## begin

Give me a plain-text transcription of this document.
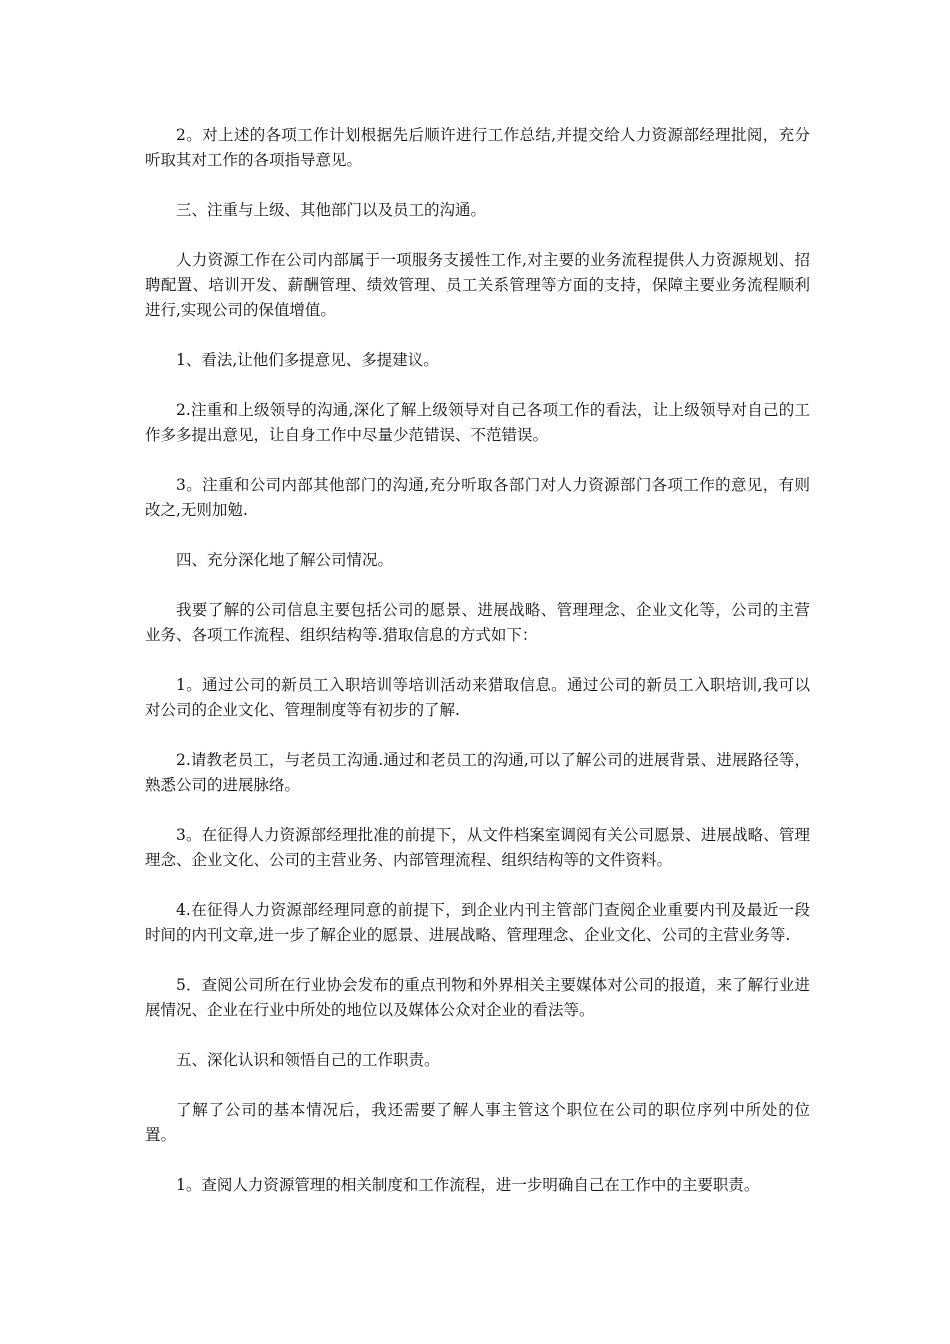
2。对上述的各项工作计划根据先后顺许进行工作总结,并提交给人力资源部经理批阅，充分听取其对工作的各项指导意见。

三、注重与上级、其他部门以及员工的沟通。

人力资源工作在公司内部属于一项服务支援性工作,对主要的业务流程提供人力资源规划、招聘配置、培训开发、薪酬管理、绩效管理、员工关系管理等方面的支持，保障主要业务流程顺利进行,实现公司的保值增值。

1、看法,让他们多提意见、多提建议。

2.注重和上级领导的沟通,深化了解上级领导对自己各项工作的看法，让上级领导对自己的工作多多提出意见，让自身工作中尽量少范错误、不范错误。

3。注重和公司内部其他部门的沟通,充分听取各部门对人力资源部门各项工作的意见，有则改之,无则加勉.

四、充分深化地了解公司情况。

我要了解的公司信息主要包括公司的愿景、进展战略、管理理念、企业文化等，公司的主营业务、各项工作流程、组织结构等.猎取信息的方式如下：

1。通过公司的新员工入职培训等培训活动来猎取信息。通过公司的新员工入职培训,我可以对公司的企业文化、管理制度等有初步的了解.

2.请教老员工，与老员工沟通.通过和老员工的沟通,可以了解公司的进展背景、进展路径等，熟悉公司的进展脉络。

3。在征得人力资源部经理批准的前提下，从文件档案室调阅有关公司愿景、进展战略、管理理念、企业文化、公司的主营业务、内部管理流程、组织结构等的文件资料。

4.在征得人力资源部经理同意的前提下，到企业内刊主管部门查阅企业重要内刊及最近一段时间的内刊文章,进一步了解企业的愿景、进展战略、管理理念、企业文化、公司的主营业务等.

5．查阅公司所在行业协会发布的重点刊物和外界相关主要媒体对公司的报道，来了解行业进展情况、企业在行业中所处的地位以及媒体公众对企业的看法等。

五、深化认识和领悟自己的工作职责。

了解了公司的基本情况后，我还需要了解人事主管这个职位在公司的职位序列中所处的位置。

1。查阅人力资源管理的相关制度和工作流程，进一步明确自己在工作中的主要职责。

## end

(Description of the task): Copy out all the data exactly; skip the pictures.

(Answer for this exercise):
Give me a plain-text transcription of this document.
2。对上述的各项工作计划根据先后顺许进行工作总结,并提交给人力资源部经理批阅，充分听取其对工作的各项指导意见。

三、注重与上级、其他部门以及员工的沟通。

人力资源工作在公司内部属于一项服务支援性工作,对主要的业务流程提供人力资源规划、招聘配置、培训开发、薪酬管理、绩效管理、员工关系管理等方面的支持，保障主要业务流程顺利进行,实现公司的保值增值。

1、看法,让他们多提意见、多提建议。

2.注重和上级领导的沟通,深化了解上级领导对自己各项工作的看法，让上级领导对自己的工作多多提出意见，让自身工作中尽量少范错误、不范错误。

3。注重和公司内部其他部门的沟通,充分听取各部门对人力资源部门各项工作的意见，有则改之,无则加勉.

四、充分深化地了解公司情况。

我要了解的公司信息主要包括公司的愿景、进展战略、管理理念、企业文化等，公司的主营业务、各项工作流程、组织结构等.猎取信息的方式如下：

1。通过公司的新员工入职培训等培训活动来猎取信息。通过公司的新员工入职培训,我可以对公司的企业文化、管理制度等有初步的了解.

2.请教老员工，与老员工沟通.通过和老员工的沟通,可以了解公司的进展背景、进展路径等，熟悉公司的进展脉络。

3。在征得人力资源部经理批准的前提下，从文件档案室调阅有关公司愿景、进展战略、管理理念、企业文化、公司的主营业务、内部管理流程、组织结构等的文件资料。

4.在征得人力资源部经理同意的前提下，到企业内刊主管部门查阅企业重要内刊及最近一段时间的内刊文章,进一步了解企业的愿景、进展战略、管理理念、企业文化、公司的主营业务等.

5．查阅公司所在行业协会发布的重点刊物和外界相关主要媒体对公司的报道，来了解行业进展情况、企业在行业中所处的地位以及媒体公众对企业的看法等。

五、深化认识和领悟自己的工作职责。

了解了公司的基本情况后，我还需要了解人事主管这个职位在公司的职位序列中所处的位置。

1。查阅人力资源管理的相关制度和工作流程，进一步明确自己在工作中的主要职责。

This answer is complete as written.